Give the stretch from the line containing "What elements are" through the line containing "FancyBboxPatch shape <box>181" as a JSON list of strings, one per line, leaving out blank lines.

## Recorded data
--- START ---

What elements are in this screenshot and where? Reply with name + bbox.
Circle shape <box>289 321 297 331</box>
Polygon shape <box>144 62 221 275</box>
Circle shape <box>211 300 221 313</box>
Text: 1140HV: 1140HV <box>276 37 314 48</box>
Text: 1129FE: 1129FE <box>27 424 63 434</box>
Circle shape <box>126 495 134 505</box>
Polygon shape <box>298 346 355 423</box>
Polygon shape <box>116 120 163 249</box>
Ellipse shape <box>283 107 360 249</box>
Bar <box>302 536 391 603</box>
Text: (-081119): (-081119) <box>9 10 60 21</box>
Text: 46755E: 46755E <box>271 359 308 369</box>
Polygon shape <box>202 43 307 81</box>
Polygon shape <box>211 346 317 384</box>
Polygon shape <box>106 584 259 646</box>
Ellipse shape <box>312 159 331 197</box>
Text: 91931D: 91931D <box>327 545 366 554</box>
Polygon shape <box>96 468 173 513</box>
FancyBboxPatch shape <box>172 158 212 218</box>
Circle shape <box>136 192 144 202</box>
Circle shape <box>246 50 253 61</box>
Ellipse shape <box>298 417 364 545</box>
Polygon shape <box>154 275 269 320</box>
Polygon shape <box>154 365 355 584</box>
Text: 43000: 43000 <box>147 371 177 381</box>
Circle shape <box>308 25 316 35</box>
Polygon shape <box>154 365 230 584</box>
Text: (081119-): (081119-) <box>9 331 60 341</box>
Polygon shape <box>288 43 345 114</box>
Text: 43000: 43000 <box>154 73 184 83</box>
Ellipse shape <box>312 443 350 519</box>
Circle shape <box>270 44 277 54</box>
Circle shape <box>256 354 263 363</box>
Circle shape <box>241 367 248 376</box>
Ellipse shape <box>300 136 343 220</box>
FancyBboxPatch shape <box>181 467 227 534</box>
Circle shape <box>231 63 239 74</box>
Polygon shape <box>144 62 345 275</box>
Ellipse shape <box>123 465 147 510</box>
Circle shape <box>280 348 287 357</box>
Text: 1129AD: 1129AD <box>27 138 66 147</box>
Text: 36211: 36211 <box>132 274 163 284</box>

--- END ---
--- START ---

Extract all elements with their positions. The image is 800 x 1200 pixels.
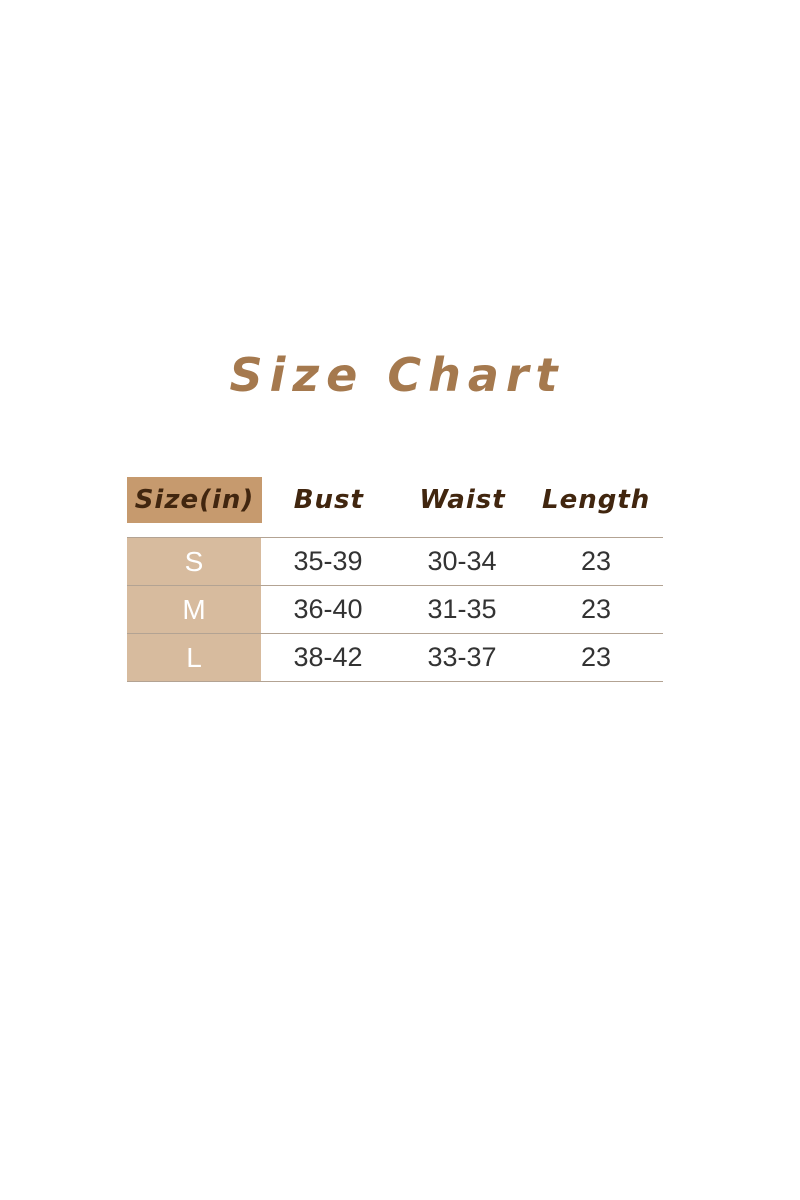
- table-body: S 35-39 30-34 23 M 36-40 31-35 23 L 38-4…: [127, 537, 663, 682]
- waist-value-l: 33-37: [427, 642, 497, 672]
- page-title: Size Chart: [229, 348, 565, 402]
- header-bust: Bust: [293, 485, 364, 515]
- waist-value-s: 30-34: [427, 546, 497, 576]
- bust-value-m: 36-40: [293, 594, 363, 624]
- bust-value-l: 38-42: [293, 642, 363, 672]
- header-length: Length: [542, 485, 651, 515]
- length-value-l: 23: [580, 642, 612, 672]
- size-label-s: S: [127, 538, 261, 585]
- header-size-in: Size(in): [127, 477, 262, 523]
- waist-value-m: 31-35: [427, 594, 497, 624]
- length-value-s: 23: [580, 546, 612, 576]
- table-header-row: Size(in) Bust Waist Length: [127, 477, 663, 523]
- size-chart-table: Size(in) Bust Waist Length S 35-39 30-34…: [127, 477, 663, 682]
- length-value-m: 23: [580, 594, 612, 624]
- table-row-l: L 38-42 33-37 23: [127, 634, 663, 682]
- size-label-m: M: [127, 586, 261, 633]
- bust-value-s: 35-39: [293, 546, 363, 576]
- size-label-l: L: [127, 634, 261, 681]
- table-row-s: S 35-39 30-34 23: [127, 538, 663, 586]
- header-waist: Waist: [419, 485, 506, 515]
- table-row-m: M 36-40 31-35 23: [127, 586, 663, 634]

--- END ---

## Written answer
[
  "What elements are in this screenshot and where? Reply with name + bbox.",
  "Circle shape <box>289 321 297 331</box>",
  "Polygon shape <box>144 62 221 275</box>",
  "Circle shape <box>211 300 221 313</box>",
  "Text: 1140HV: 1140HV <box>276 37 314 48</box>",
  "Text: 1129FE: 1129FE <box>27 424 63 434</box>",
  "Circle shape <box>126 495 134 505</box>",
  "Polygon shape <box>298 346 355 423</box>",
  "Polygon shape <box>116 120 163 249</box>",
  "Ellipse shape <box>283 107 360 249</box>",
  "Bar <box>302 536 391 603</box>",
  "Text: (-081119): (-081119) <box>9 10 60 21</box>",
  "Text: 46755E: 46755E <box>271 359 308 369</box>",
  "Polygon shape <box>202 43 307 81</box>",
  "Polygon shape <box>211 346 317 384</box>",
  "Polygon shape <box>106 584 259 646</box>",
  "Ellipse shape <box>312 159 331 197</box>",
  "Text: 91931D: 91931D <box>327 545 366 554</box>",
  "Polygon shape <box>96 468 173 513</box>",
  "FancyBboxPatch shape <box>172 158 212 218</box>",
  "Circle shape <box>136 192 144 202</box>",
  "Circle shape <box>246 50 253 61</box>",
  "Ellipse shape <box>298 417 364 545</box>",
  "Polygon shape <box>154 275 269 320</box>",
  "Polygon shape <box>154 365 355 584</box>",
  "Text: 43000: 43000 <box>147 371 177 381</box>",
  "Circle shape <box>308 25 316 35</box>",
  "Polygon shape <box>154 365 230 584</box>",
  "Text: (081119-): (081119-) <box>9 331 60 341</box>",
  "Polygon shape <box>288 43 345 114</box>",
  "Text: 43000: 43000 <box>154 73 184 83</box>",
  "Ellipse shape <box>312 443 350 519</box>",
  "Circle shape <box>270 44 277 54</box>",
  "Circle shape <box>256 354 263 363</box>",
  "Circle shape <box>241 367 248 376</box>",
  "Ellipse shape <box>300 136 343 220</box>",
  "FancyBboxPatch shape <box>181 467 227 534</box>"
]